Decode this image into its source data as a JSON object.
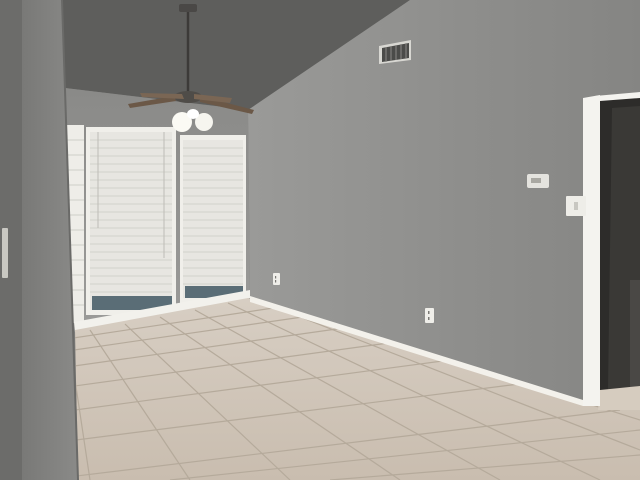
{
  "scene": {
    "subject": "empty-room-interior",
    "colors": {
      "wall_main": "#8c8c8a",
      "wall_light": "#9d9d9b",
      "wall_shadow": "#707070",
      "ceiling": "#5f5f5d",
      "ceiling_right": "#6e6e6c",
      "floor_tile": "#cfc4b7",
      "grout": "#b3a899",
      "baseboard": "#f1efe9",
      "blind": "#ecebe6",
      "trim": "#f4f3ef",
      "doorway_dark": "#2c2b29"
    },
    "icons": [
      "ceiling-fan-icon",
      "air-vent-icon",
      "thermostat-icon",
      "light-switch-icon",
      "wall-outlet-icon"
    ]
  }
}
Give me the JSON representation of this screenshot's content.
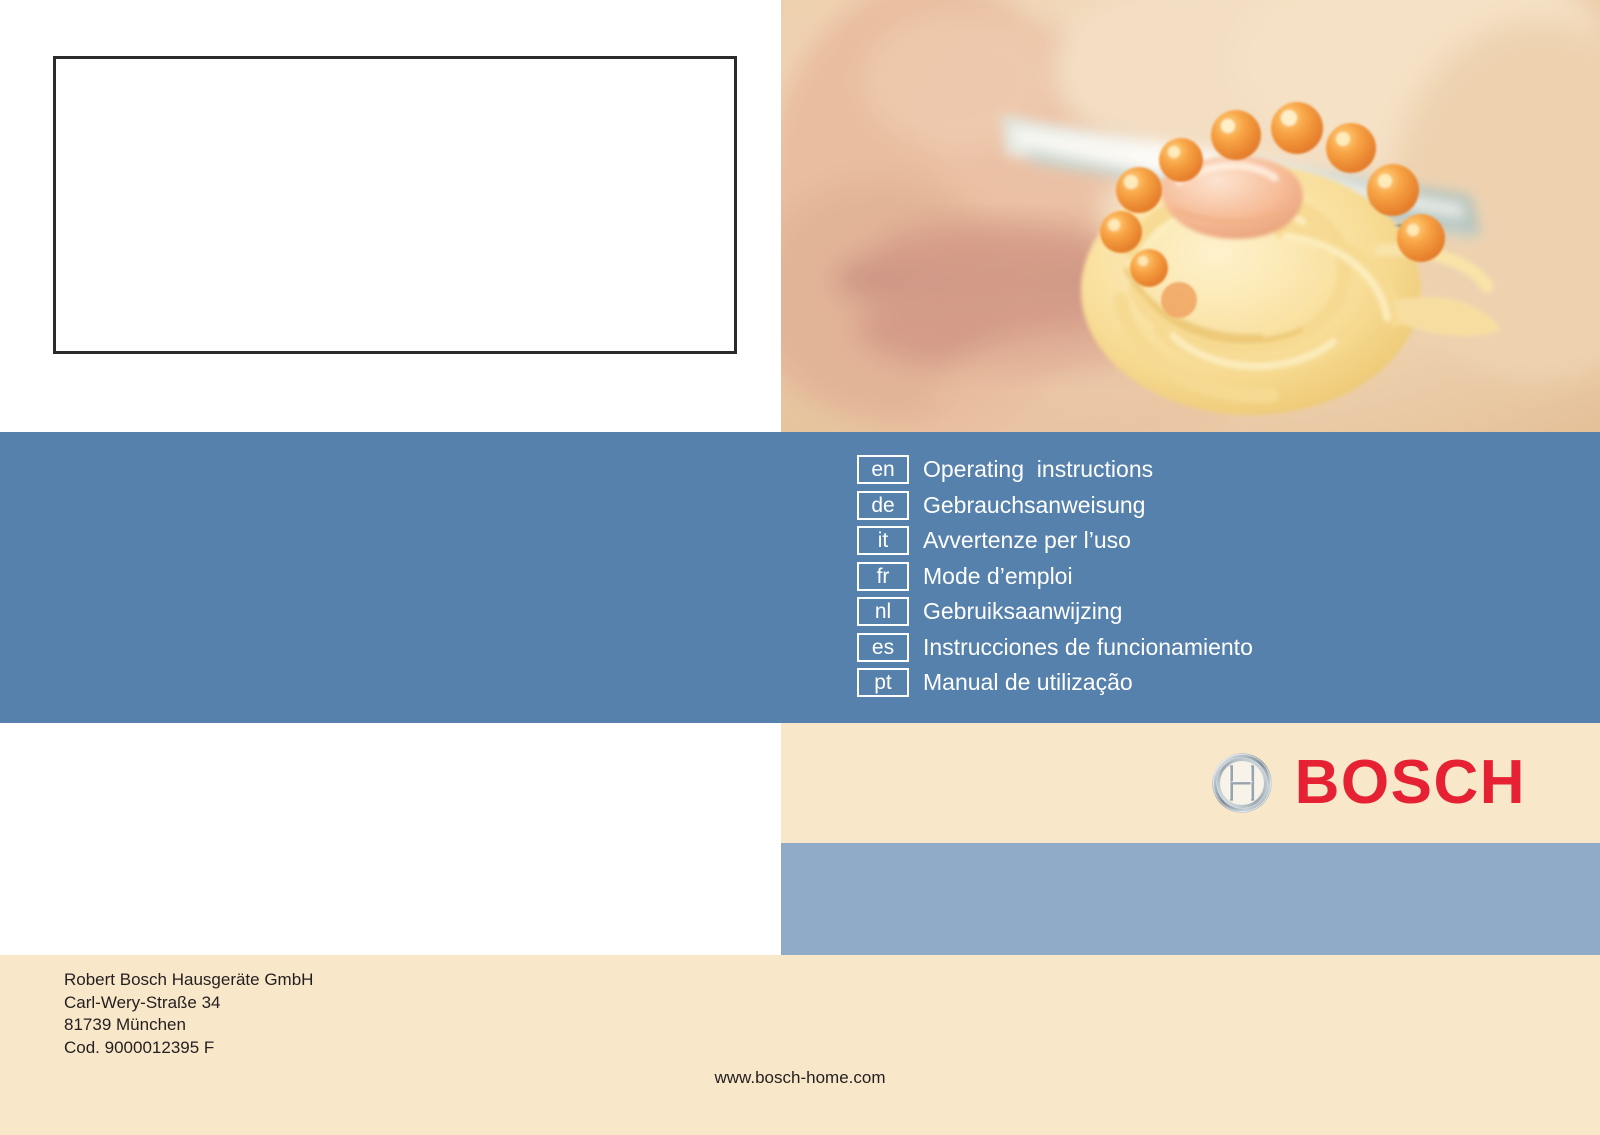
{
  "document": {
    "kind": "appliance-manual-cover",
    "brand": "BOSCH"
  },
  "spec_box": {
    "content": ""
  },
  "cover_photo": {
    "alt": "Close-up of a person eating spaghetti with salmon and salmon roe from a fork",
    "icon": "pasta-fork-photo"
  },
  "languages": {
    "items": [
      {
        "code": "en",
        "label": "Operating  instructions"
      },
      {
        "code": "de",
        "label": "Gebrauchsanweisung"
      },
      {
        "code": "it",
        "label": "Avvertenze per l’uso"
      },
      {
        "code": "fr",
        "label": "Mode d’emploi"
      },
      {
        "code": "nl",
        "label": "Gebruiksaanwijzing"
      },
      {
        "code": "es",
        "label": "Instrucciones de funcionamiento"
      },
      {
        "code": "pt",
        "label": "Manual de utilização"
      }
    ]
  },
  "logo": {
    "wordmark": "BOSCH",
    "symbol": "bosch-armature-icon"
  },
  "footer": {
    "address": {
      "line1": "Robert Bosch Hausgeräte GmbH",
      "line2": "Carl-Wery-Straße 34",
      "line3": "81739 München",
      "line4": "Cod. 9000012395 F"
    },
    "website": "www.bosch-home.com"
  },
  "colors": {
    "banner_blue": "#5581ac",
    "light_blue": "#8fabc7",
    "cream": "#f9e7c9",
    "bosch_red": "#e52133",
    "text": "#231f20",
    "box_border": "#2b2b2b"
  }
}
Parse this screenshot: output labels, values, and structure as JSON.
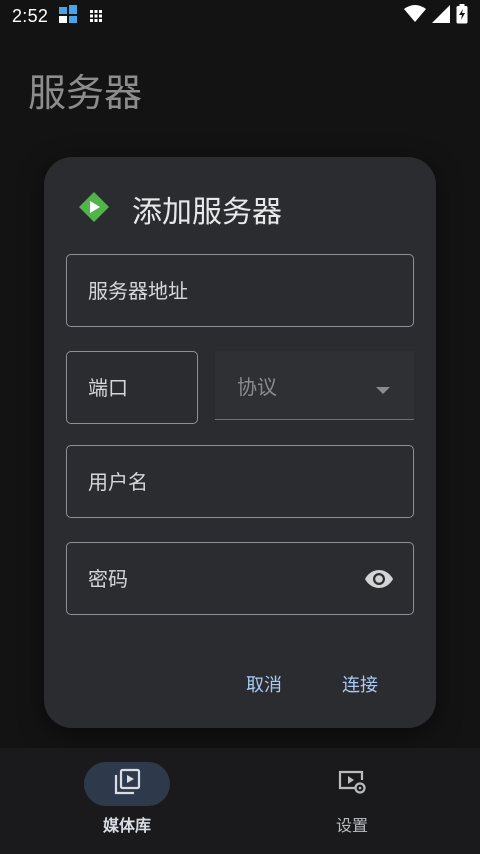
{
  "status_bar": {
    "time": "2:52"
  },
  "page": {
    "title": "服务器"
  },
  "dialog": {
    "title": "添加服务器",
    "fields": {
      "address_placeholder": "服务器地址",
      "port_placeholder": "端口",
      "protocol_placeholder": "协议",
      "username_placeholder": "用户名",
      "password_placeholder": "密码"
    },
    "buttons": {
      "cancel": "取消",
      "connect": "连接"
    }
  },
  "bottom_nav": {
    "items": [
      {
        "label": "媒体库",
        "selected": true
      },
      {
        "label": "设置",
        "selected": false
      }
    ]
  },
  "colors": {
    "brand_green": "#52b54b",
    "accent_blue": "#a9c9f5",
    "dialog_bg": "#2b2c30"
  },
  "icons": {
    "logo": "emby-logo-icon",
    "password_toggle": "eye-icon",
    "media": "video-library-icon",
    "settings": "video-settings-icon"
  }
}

----

__AIM__
Repeat all of the entries word for word, but omit the pictures.

__RESULT OF THIS EXERCISE__
Decode this image into its source data as a JSON object.
{
  "scene": {
    "subject": "empty-room-interior",
    "colors": {
      "wall_main": "#8c8c8a",
      "wall_light": "#9d9d9b",
      "wall_shadow": "#707070",
      "ceiling": "#5f5f5d",
      "ceiling_right": "#6e6e6c",
      "floor_tile": "#cfc4b7",
      "grout": "#b3a899",
      "baseboard": "#f1efe9",
      "blind": "#ecebe6",
      "trim": "#f4f3ef",
      "doorway_dark": "#2c2b29"
    },
    "icons": [
      "ceiling-fan-icon",
      "air-vent-icon",
      "thermostat-icon",
      "light-switch-icon",
      "wall-outlet-icon"
    ]
  }
}
Give me the JSON representation of this screenshot's content.
{
  "document": {
    "kind": "appliance-manual-cover",
    "brand": "BOSCH"
  },
  "spec_box": {
    "content": ""
  },
  "cover_photo": {
    "alt": "Close-up of a person eating spaghetti with salmon and salmon roe from a fork",
    "icon": "pasta-fork-photo"
  },
  "languages": {
    "items": [
      {
        "code": "en",
        "label": "Operating  instructions"
      },
      {
        "code": "de",
        "label": "Gebrauchsanweisung"
      },
      {
        "code": "it",
        "label": "Avvertenze per l’uso"
      },
      {
        "code": "fr",
        "label": "Mode d’emploi"
      },
      {
        "code": "nl",
        "label": "Gebruiksaanwijzing"
      },
      {
        "code": "es",
        "label": "Instrucciones de funcionamiento"
      },
      {
        "code": "pt",
        "label": "Manual de utilização"
      }
    ]
  },
  "logo": {
    "wordmark": "BOSCH",
    "symbol": "bosch-armature-icon"
  },
  "footer": {
    "address": {
      "line1": "Robert Bosch Hausgeräte GmbH",
      "line2": "Carl-Wery-Straße 34",
      "line3": "81739 München",
      "line4": "Cod. 9000012395 F"
    },
    "website": "www.bosch-home.com"
  },
  "colors": {
    "banner_blue": "#5581ac",
    "light_blue": "#8fabc7",
    "cream": "#f9e7c9",
    "bosch_red": "#e52133",
    "text": "#231f20",
    "box_border": "#2b2b2b"
  }
}
Parse this screenshot: output labels, values, and structure as JSON.
{
  "status_bar": {
    "time": "2:52"
  },
  "page": {
    "title": "服务器"
  },
  "dialog": {
    "title": "添加服务器",
    "fields": {
      "address_placeholder": "服务器地址",
      "port_placeholder": "端口",
      "protocol_placeholder": "协议",
      "username_placeholder": "用户名",
      "password_placeholder": "密码"
    },
    "buttons": {
      "cancel": "取消",
      "connect": "连接"
    }
  },
  "bottom_nav": {
    "items": [
      {
        "label": "媒体库",
        "selected": true
      },
      {
        "label": "设置",
        "selected": false
      }
    ]
  },
  "colors": {
    "brand_green": "#52b54b",
    "accent_blue": "#a9c9f5",
    "dialog_bg": "#2b2c30"
  },
  "icons": {
    "logo": "emby-logo-icon",
    "password_toggle": "eye-icon",
    "media": "video-library-icon",
    "settings": "video-settings-icon"
  }
}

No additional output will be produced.